- _Source records_
((
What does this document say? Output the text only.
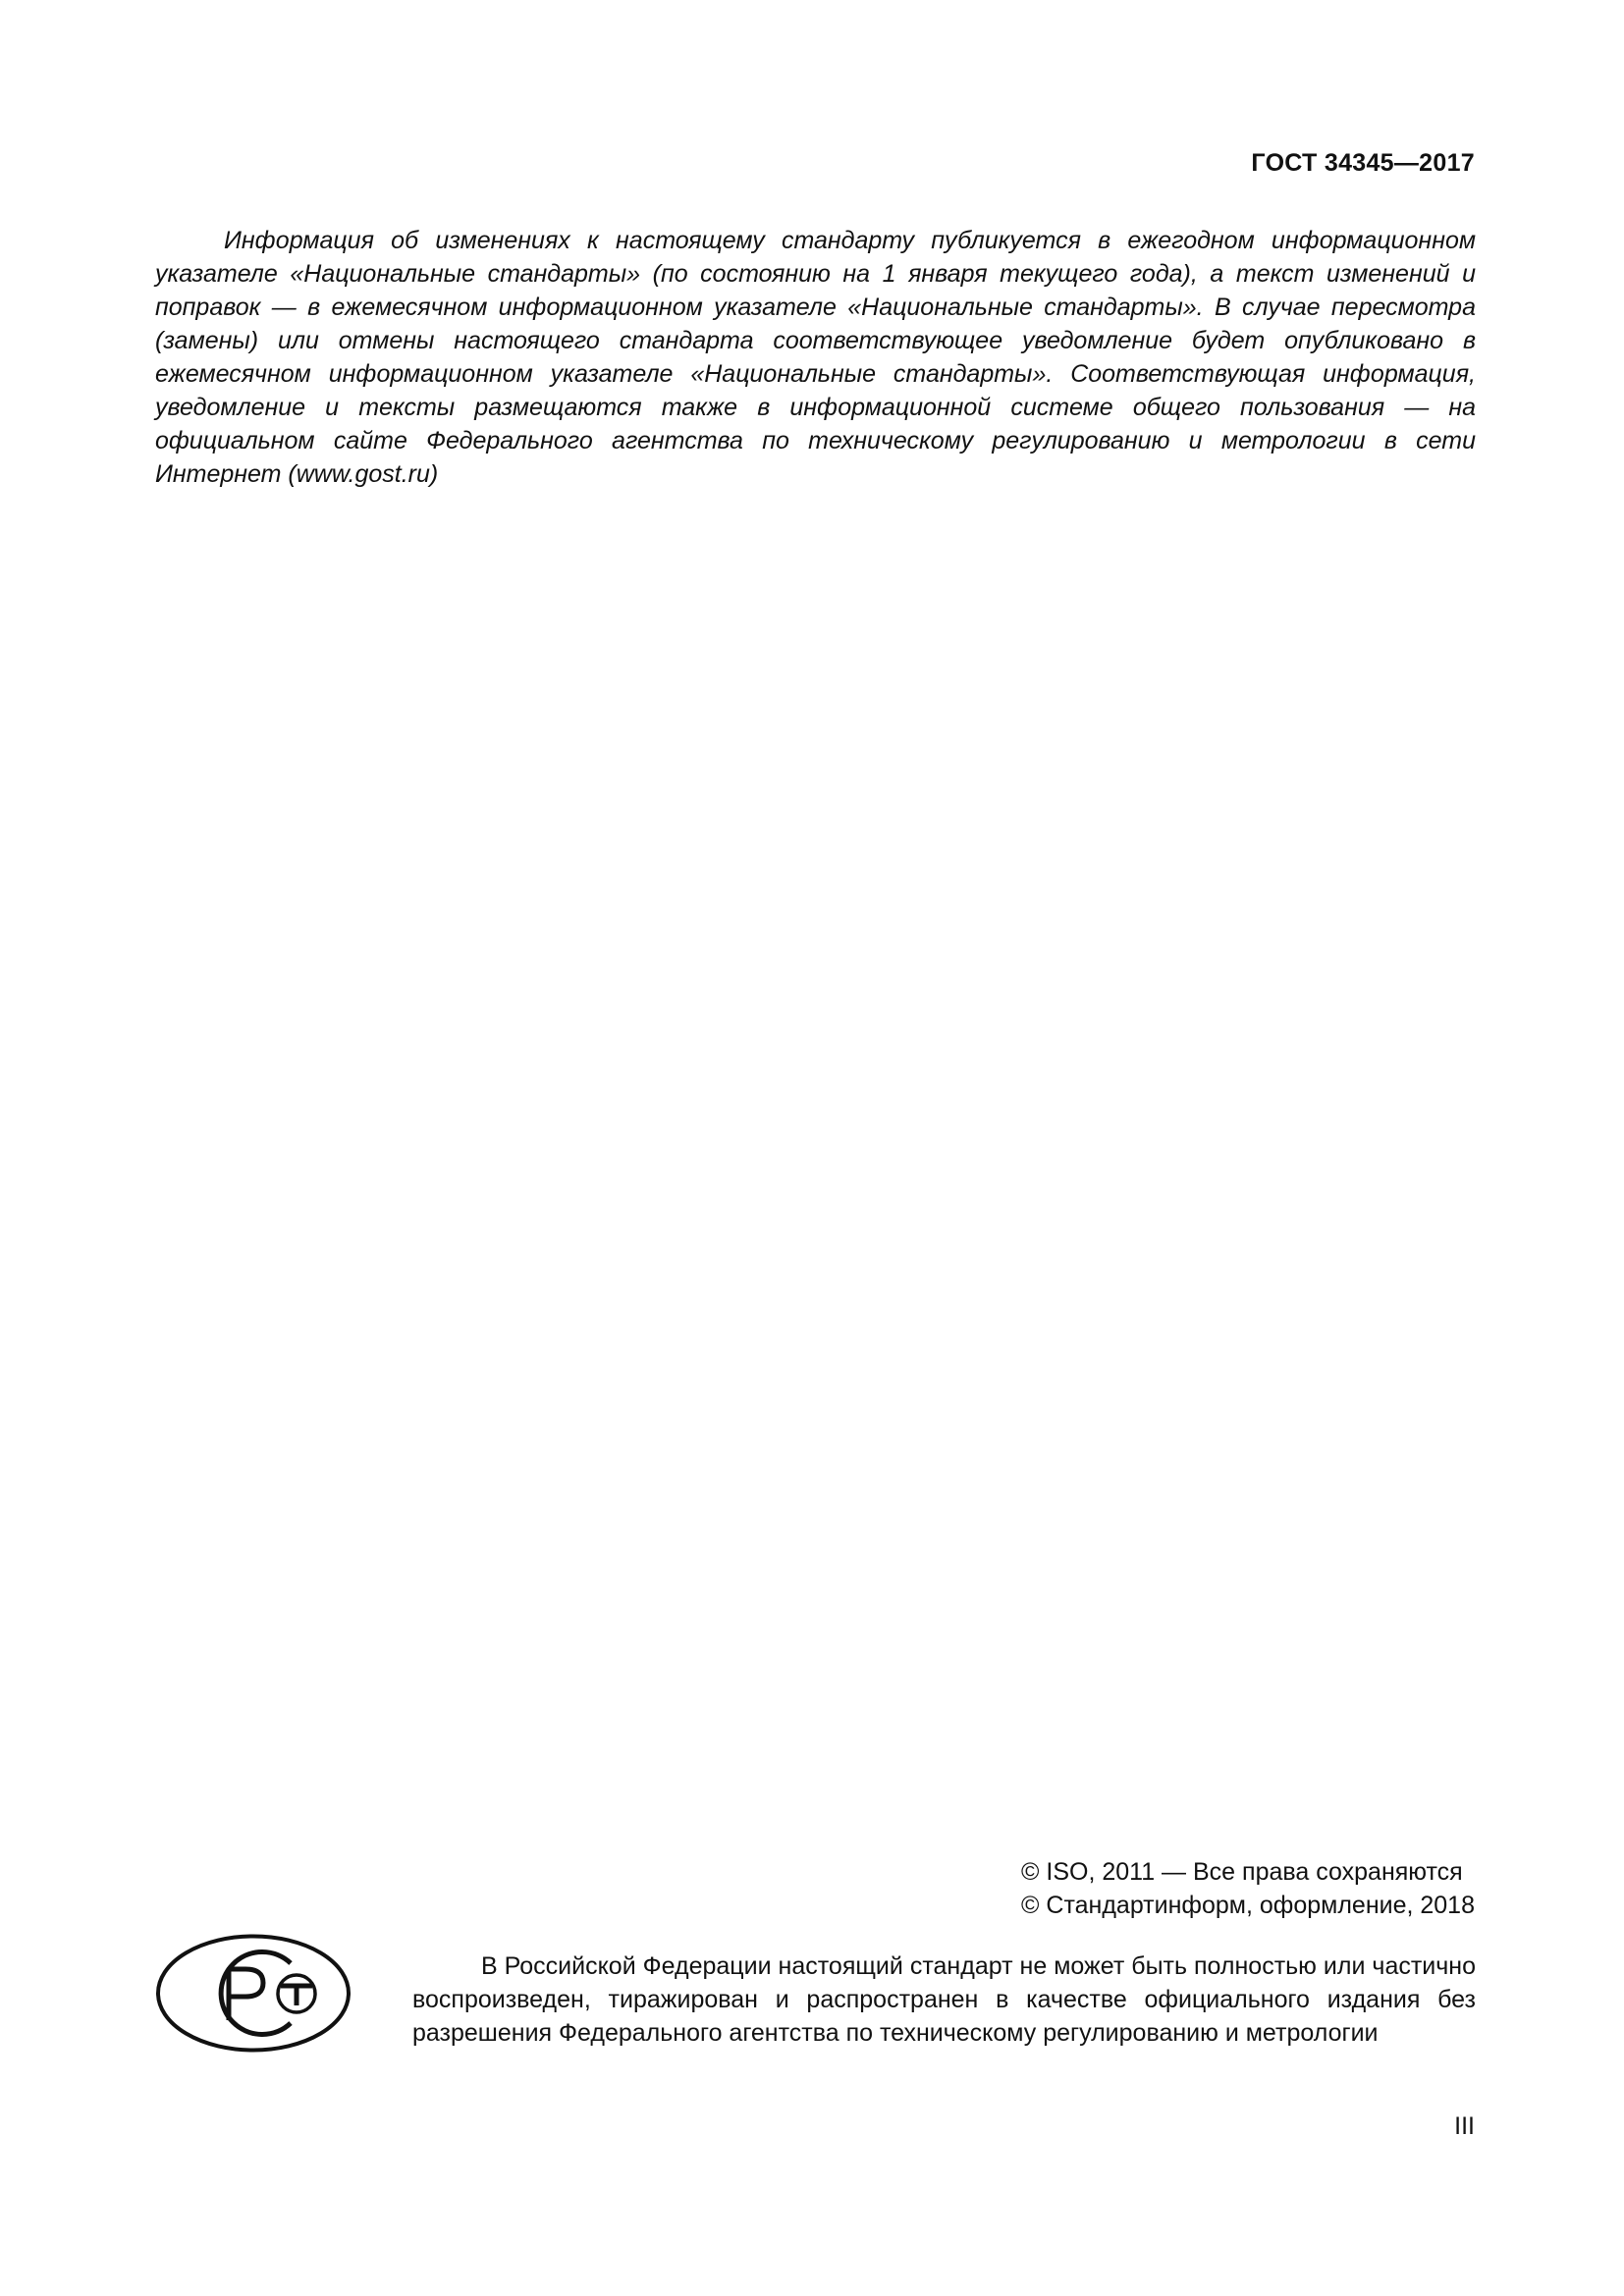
ГОСТ 34345—2017

Информация об изменениях к настоящему стандарту публикуется в ежегодном информационном указателе «Национальные стандарты» (по состоянию на 1 января текущего года), а текст изменений и поправок — в ежемесячном информационном указателе «Национальные стандарты». В случае пересмотра (замены) или отмены настоящего стандарта соответствующее уведомление будет опубликовано в ежемесячном информационном указателе «Национальные стандарты». Соответствующая информация, уведомление и тексты размещаются также в информационной системе общего пользования — на официальном сайте Федерального агентства по техническому регулированию и метрологии в сети Интернет (www.gost.ru)

© ISO, 2011 — Все права сохраняются
© Стандартинформ, оформление, 2018

В Российской Федерации настоящий стандарт не может быть полностью или частично воспроизведен, тиражирован и распространен в качестве официального издания без разрешения Федерального агентства по техническому регулированию и метрологии

III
))
- _Description of the task_
Extract the text of all the records above verbatim, excluding pictures.

- _Task solution_
What does this document say? Output the text only.
ГОСТ 34345—2017

Информация об изменениях к настоящему стандарту публикуется в ежегодном информационном указателе «Национальные стандарты» (по состоянию на 1 января текущего года), а текст изменений и поправок — в ежемесячном информационном указателе «Национальные стандарты». В случае пересмотра (замены) или отмены настоящего стандарта соответствующее уведомление будет опубликовано в ежемесячном информационном указателе «Национальные стандарты». Соответствующая информация, уведомление и тексты размещаются также в информационной системе общего пользования — на официальном сайте Федерального агентства по техническому регулированию и метрологии в сети Интернет (www.gost.ru)

© ISO, 2011 — Все права сохраняются
© Стандартинформ, оформление, 2018

В Российской Федерации настоящий стандарт не может быть полностью или частично воспроизведен, тиражирован и распространен в качестве официального издания без разрешения Федерального агентства по техническому регулированию и метрологии

III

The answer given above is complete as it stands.